++++ Dataset entries

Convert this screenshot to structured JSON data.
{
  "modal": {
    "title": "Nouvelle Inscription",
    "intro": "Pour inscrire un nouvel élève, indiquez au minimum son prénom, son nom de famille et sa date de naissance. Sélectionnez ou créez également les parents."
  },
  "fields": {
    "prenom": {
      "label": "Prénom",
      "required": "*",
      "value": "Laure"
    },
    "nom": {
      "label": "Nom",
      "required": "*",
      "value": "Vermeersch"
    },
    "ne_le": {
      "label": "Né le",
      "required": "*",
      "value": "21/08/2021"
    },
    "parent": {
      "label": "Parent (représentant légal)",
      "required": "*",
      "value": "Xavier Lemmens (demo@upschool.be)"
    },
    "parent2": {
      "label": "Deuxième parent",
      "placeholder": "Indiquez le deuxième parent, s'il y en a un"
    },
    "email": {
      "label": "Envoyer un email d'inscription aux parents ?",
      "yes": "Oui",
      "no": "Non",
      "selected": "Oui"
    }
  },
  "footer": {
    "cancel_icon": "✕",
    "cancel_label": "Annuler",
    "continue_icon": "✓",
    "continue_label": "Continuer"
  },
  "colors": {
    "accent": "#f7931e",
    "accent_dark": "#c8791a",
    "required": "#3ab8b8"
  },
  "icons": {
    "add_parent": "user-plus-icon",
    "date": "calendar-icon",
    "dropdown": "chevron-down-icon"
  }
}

++++++++

What you need to do: Track down all lines above with the string "email" and copy them.

Response:
    "email": {
      "label": "Envoyer un email d'inscription aux parents ?",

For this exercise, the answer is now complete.